◆ Given exercise A ◆
From the mailing list message about the userspace RCU workqueue, list every name given in its Cc field.

◆ Passage given ◆
>>
[lttng-dev] Userspace RCU: workqueue with batching, cheap wakeup, and work stealing

Thu Oct 23 09:06:04 EDT 2014

----- Original Message -----
> From: "Lai Jiangshan" <laijs at cn.fujitsu.com>
> To: "Mathieu Desnoyers" <mathieu.desnoyers at efficios.com>
> Cc: "Ben Maurer" <bmaurer at fb.com>, "lttng-dev" <lttng-dev at lists.lttng.org>, "Yannick Brosseau" <scientist at fb.com>,
> "Paul E. McKenney" <paulmck at linux.vnet.ibm.com>, "Stephen Hemminger" <stephen at networkplumber.org>
> Sent: Thursday, October 23, 2014 12:26:58 AM
> Subject: Re: Userspace RCU: workqueue with batching, cheap wakeup, and work stealing
> 
> Hi, Mathieu

Hi Lai,

> 
> In the code, how this problem be solved?
> "All the tasks may continue stealing works without any progress."

Good point. It is not. I see two possible solutions for this:

1) We break the circular chain of siblings at the list head.
<<
◆ Given exercise B ◆
Arrange the stretch of the records from the line that contains "81, 69, 98]" through the line that contains "344, 269, 355]" as a numbered list, omitting any blank lines.

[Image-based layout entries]
>>
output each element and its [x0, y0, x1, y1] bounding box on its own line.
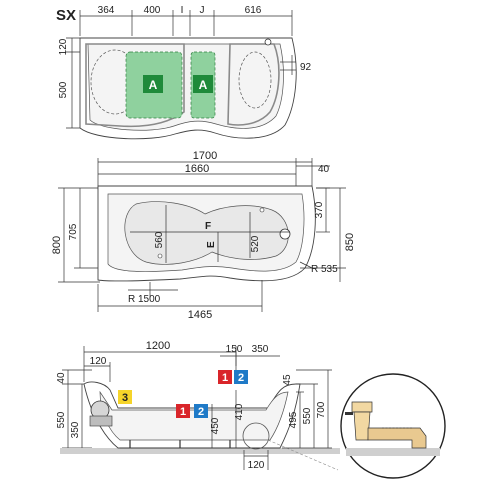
dim-500: 500	[58, 81, 69, 98]
dim-r535: R 535	[311, 264, 338, 275]
dim-800: 800	[51, 236, 63, 254]
dim-120-top: 120	[58, 38, 69, 55]
plan-bottom-dims: R 1500 1465	[97, 280, 263, 321]
badge-2-lower: 2	[194, 404, 208, 418]
badge-3: 3	[118, 390, 132, 404]
detail-leader	[267, 439, 339, 471]
dim-1660: 1660	[185, 163, 209, 175]
dim-560: 560	[154, 231, 165, 248]
dim-550-right: 550	[302, 407, 313, 424]
side-inner-dims: 450 410	[210, 390, 245, 448]
svg-text:2: 2	[238, 372, 244, 384]
dim-550-left: 550	[56, 411, 67, 428]
dim-1200: 1200	[146, 340, 170, 352]
dim-150: 150	[226, 344, 243, 355]
dim-410: 410	[234, 403, 245, 420]
pump-motor-icon	[89, 400, 113, 427]
dim-e: E	[206, 241, 217, 248]
zone-a-left-label: A	[149, 78, 158, 92]
dim-700: 700	[316, 401, 327, 418]
svg-text:2: 2	[198, 406, 204, 418]
tub-feet	[129, 440, 231, 448]
dim-705: 705	[68, 223, 79, 240]
dim-i: I	[181, 5, 184, 16]
side-bottom-dims: 120	[243, 450, 269, 471]
overflow-knob-icon	[264, 38, 272, 46]
inner-seat-outline-right	[238, 51, 272, 109]
top-dimension-chain: 364 400 I J 616	[79, 5, 293, 36]
badge-2-upper: 2	[234, 370, 248, 384]
dim-1465: 1465	[188, 309, 212, 321]
dim-1700: 1700	[193, 150, 217, 162]
dim-f: F	[205, 221, 211, 232]
plan-inner-dims: F E 560 520	[130, 205, 290, 263]
drain-detail-view	[340, 373, 446, 479]
badge-1-lower: 1	[176, 404, 190, 418]
zone-a-right-label: A	[199, 78, 208, 92]
badge-1-upper: 1	[218, 370, 232, 384]
dim-40-side: 40	[56, 372, 67, 384]
top-view-tub-basin	[87, 43, 284, 131]
dim-40-plan: 40	[318, 164, 330, 175]
dim-850: 850	[344, 233, 356, 251]
dim-j: J	[200, 5, 205, 16]
dim-120-bottom: 120	[248, 460, 265, 471]
side-left-dims: 40 550 350	[56, 369, 92, 449]
side-top-dims: 1200 120 150 350	[83, 340, 280, 382]
plan-top-dims: 1700 1660 40	[97, 150, 330, 190]
dim-616: 616	[245, 5, 262, 16]
side-right-dims: 45 495 550 700	[282, 369, 332, 449]
dim-350-top: 350	[252, 344, 269, 355]
svg-text:1: 1	[222, 372, 228, 384]
zone-a-right: A	[190, 51, 216, 119]
zone-a-left: A	[125, 51, 183, 119]
dim-r1500: R 1500	[128, 294, 161, 305]
dim-92: 92	[300, 62, 312, 73]
dim-495: 495	[288, 411, 299, 428]
svg-text:1: 1	[180, 406, 186, 418]
dim-400: 400	[144, 5, 161, 16]
floor-line	[60, 448, 340, 454]
dim-120-side: 120	[90, 356, 107, 367]
plan-left-dims: 800 705	[51, 187, 100, 283]
dim-45: 45	[282, 374, 293, 386]
model-code: SX	[56, 7, 76, 24]
svg-text:3: 3	[122, 392, 128, 404]
jet-icon	[157, 253, 163, 259]
drain-detail-marker	[242, 422, 270, 450]
plan-right-dims: 370 850 R 535	[299, 187, 356, 282]
dim-520: 520	[250, 235, 261, 252]
frame-left	[85, 43, 185, 128]
frame-right	[227, 43, 280, 126]
dim-92-group: 92	[280, 55, 312, 75]
dim-350-left: 350	[70, 421, 81, 438]
jet-icon-2	[259, 207, 265, 213]
dim-450: 450	[210, 417, 221, 434]
dim-364: 364	[98, 5, 115, 16]
drain-icon	[279, 228, 291, 240]
dim-370: 370	[314, 201, 325, 218]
<<
◆ Complete answer A ◆
Ben Maurer
lttng-dev
Yannick Brosseau
Paul E. McKenney
Stephen Hemminger

◆ Complete answer B ◆
1. dim-500: 500	[58, 81, 69, 98]
2. dim-r535: R 535	[311, 264, 338, 275]
3. dim-800: 800	[51, 236, 63, 254]
4. dim-120-top: 120	[58, 38, 69, 55]
5. plan-bottom-dims: R 1500 1465	[97, 280, 263, 321]
6. badge-2-lower: 2	[194, 404, 208, 418]
7. badge-3: 3	[118, 390, 132, 404]
8. detail-leader	[267, 439, 339, 471]
9. dim-1660: 1660	[185, 163, 209, 175]
10. dim-560: 560	[154, 231, 165, 248]
11. dim-550-right: 550	[302, 407, 313, 424]
12. side-inner-dims: 450 410	[210, 390, 245, 448]
13. svg-text:2: 2	[238, 372, 244, 384]
14. dim-550-left: 550	[56, 411, 67, 428]
15. dim-1200: 1200	[146, 340, 170, 352]
16. dim-150: 150	[226, 344, 243, 355]
17. dim-410: 410	[234, 403, 245, 420]
18. pump-motor-icon	[89, 400, 113, 427]
19. dim-e: E	[206, 241, 217, 248]
20. zone-a-left-label: A	[149, 78, 158, 92]
21. dim-700: 700	[316, 401, 327, 418]
22. svg-text:2: 2	[198, 406, 204, 418]
23. tub-feet	[129, 440, 231, 448]
24. dim-705: 705	[68, 223, 79, 240]
25. dim-i: I	[181, 5, 184, 16]
26. side-bottom-dims: 120	[243, 450, 269, 471]
27. overflow-knob-icon	[264, 38, 272, 46]
28. inner-seat-outline-right	[238, 51, 272, 109]
29. top-dimension-chain: 364 400 I J 616	[79, 5, 293, 36]
30. badge-2-upper: 2	[234, 370, 248, 384]
31. dim-1465: 1465	[188, 309, 212, 321]
32. dim-1700: 1700	[193, 150, 217, 162]
33. dim-f: F	[205, 221, 211, 232]
34. plan-inner-dims: F E 560 520	[130, 205, 290, 263]
35. drain-detail-view	[340, 373, 446, 479]
36. badge-1-lower: 1	[176, 404, 190, 418]
37. zone-a-right-label: A	[199, 78, 208, 92]
38. badge-1-upper: 1	[218, 370, 232, 384]
39. dim-40-side: 40	[56, 372, 67, 384]
40. top-view-tub-basin	[87, 43, 284, 131]
41. dim-40-plan: 40	[318, 164, 330, 175]
42. dim-850: 850	[344, 233, 356, 251]
43. dim-j: J	[200, 5, 205, 16]
44. dim-120-bottom: 120	[248, 460, 265, 471]
45. side-left-dims: 40 550 350	[56, 369, 92, 449]
46. side-top-dims: 1200 120 150 350	[83, 340, 280, 382]
47. plan-top-dims: 1700 1660 40	[97, 150, 330, 190]
48. dim-616: 616	[245, 5, 262, 16]
49. side-right-dims: 45 495 550 700	[282, 369, 332, 449]
50. dim-350-top: 350	[252, 344, 269, 355]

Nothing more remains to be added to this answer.